** Opening Document passage block **

Breastfeeding is cheaper that formula feeding. OK, so this one is pretty legit. It's much cheaper to produce something for free than to hand over tens of dollars for cans of formula. However, there are expenses involved with breastfeeding... nipple pads so you don't leak out of the left boob while feeding from the right, creams and gel pads to soothe tender areas, nursing bras/tanks/shirts/etc., breast pump, and the 30 bottles you may have to purchase to figure out which one is the most shaped like your nipple so that you're little one will take a bottle while you're away at work (Dr. Brown's, if anyone is curious).
Breastfeeding is great bonding time for mom and baby. So... if you don't breastfeed you don't bond? I call bull shit. I don't feel like my bonding with my children came during feeding times. I was too tired and had my eyes closed at 2 AM or they were asleep (though, of course, NOT at 2 AM when I wanted them to be) or staring off into space. My bonding came from rocking them in my arms, making funny faces and coo-y noises at them, dancing around the living room and just spending time together. I can also tell you, for a fact, that my husband did not bond with our children due to breastfeeding. ;)

** Closing Document passage block **

[Work order A] In the breastfeeding passage, which bottle brand does the writer name for anyone curious?
[Work order B] Name every expense of breastfeeding that the breastfeeding passage lists.
[Work order C] Write the next part of the passage on breastfeeding claims, picking up after its last sentence.

** Opening Data shown block **

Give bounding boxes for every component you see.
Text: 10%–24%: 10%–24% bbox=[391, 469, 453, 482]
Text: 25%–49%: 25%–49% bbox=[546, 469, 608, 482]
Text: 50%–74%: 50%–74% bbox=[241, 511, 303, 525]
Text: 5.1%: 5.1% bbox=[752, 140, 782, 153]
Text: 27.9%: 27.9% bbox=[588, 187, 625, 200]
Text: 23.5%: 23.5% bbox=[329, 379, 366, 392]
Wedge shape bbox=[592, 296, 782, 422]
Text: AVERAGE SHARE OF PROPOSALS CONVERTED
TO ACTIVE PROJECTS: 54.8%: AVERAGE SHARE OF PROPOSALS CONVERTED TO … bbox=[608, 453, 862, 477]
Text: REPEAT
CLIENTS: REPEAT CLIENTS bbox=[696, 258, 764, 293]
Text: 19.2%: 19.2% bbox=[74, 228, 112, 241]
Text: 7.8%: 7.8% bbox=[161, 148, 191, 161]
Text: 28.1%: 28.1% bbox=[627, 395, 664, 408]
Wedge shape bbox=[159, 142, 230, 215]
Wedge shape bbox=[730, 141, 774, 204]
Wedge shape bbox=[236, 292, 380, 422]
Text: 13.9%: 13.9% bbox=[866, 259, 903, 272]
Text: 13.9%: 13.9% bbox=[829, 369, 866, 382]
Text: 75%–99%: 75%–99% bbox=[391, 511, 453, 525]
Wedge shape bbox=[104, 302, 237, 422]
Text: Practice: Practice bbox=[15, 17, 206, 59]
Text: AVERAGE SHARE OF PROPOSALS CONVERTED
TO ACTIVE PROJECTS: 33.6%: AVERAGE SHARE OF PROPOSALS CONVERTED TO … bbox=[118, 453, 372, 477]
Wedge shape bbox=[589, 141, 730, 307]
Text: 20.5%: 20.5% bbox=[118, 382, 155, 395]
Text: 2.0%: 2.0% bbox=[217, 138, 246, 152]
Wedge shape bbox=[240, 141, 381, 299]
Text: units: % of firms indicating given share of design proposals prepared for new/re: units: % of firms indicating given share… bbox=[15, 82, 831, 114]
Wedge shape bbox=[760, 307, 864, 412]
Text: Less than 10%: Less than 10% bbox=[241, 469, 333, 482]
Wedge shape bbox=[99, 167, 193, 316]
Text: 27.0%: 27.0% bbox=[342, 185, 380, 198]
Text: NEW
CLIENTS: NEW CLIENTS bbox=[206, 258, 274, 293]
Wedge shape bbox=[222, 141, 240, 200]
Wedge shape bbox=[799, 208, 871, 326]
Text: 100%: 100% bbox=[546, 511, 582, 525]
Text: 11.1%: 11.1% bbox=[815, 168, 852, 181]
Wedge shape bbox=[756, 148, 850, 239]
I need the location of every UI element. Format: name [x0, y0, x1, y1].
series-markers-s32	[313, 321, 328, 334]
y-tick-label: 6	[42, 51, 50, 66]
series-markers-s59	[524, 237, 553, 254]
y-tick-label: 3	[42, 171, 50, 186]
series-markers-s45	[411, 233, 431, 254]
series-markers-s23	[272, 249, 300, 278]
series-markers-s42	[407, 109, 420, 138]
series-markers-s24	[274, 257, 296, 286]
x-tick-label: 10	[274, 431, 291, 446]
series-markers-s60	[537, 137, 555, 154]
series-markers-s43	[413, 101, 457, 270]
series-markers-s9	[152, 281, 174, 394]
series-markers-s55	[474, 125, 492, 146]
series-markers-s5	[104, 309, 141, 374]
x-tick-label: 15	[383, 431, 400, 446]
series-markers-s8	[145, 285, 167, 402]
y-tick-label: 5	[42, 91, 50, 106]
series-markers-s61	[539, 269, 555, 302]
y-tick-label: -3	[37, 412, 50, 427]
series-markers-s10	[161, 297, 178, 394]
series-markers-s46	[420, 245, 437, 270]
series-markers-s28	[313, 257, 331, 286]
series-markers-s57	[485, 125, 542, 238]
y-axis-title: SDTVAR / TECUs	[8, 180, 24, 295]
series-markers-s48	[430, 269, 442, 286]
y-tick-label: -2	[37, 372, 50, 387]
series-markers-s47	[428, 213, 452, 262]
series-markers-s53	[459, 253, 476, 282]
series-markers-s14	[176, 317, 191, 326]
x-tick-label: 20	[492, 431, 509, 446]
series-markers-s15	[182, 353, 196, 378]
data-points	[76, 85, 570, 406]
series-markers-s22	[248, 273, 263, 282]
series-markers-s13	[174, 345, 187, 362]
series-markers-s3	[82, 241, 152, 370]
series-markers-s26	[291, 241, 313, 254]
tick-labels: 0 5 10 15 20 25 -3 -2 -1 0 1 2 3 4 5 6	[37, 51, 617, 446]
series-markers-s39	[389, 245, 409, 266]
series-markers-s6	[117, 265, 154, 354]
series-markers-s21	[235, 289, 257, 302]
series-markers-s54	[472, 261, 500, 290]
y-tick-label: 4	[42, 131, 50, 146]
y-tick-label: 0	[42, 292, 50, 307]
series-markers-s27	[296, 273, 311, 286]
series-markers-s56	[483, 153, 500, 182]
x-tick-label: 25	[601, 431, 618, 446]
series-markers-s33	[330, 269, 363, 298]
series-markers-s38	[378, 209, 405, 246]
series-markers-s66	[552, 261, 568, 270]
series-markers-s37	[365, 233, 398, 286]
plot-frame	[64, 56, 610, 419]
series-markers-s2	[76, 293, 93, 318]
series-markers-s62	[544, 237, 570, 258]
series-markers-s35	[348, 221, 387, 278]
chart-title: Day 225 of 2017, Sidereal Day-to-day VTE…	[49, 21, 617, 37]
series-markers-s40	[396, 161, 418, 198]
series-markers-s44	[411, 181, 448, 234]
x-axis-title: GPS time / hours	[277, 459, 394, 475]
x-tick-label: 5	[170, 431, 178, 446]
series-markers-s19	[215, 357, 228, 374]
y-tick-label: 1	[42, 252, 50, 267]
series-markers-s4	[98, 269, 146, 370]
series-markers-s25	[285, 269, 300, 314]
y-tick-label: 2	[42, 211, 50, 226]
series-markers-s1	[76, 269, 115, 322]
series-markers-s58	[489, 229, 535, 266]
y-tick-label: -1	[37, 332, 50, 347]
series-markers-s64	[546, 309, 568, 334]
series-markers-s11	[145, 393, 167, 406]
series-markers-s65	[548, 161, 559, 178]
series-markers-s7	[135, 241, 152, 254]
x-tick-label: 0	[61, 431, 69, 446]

** Closing Data shown block **

[Exercise answer A] Dr. Brown's.

[Exercise answer B]
- Nipple pads
- Creams and gel pads
- Nursing bras, tanks, shirts, etc.
- A breast pump
- Bottles (possibly as many as 30)

[Exercise answer C]
If done correctly, breastfeeding doesn't hurt. Again, BS. Breastfeeding, even when the latch is 100% correct can still hurt... just maybe in different ways. Even now, 4 months into my second kid, my let down still stings a bit. Ever since my first was a few months old, my chiropractor has become my best friend. I constantly feel physically drained, nutrient deficient and dehydrated... I'm constantly focusing on what I'm eating/drinking, how much and how often. Breast pumps are not exactly soft, pillow-y apparatuses either. But that's just the physical discomfort... there's the constant stress of: is s/he getting enough to eat? Is working outside the home killing my supply? When am I going to be able to pump today? Can I drink that? Can I eat that? Where, while I'm at this event/party/activity/date with my husband will I be able to pump? Crap, am I leaking through my shirt? Is this taco going to give the baby gas? Is this medication going to decrease my supply? Can I run all 20 errands in the 2 hours that I have between feedings or am I going to have to find a place in public (or retreat to my car) to feed my baby? Am I wearing appropriate clothing so that I can do so without flashing the old man sitting across from me at the restaurant?
Pregnancy weight will just fall off! Not much to say on this topic... just wanted to point out that this is NOT the case for everyone. I had to TRY to lose every pound after the initial birthing weight loss.
So, to sum it up, breastfeeding is a pain in my ass that I really don't like doing... but I continue to do it... because mommy guilt. I don't know how much longer I'll do it. My supply had pretty much kicked it by this time with my first, so we'll see what happens with the second...
I can't be the only one, right? I'm not alone?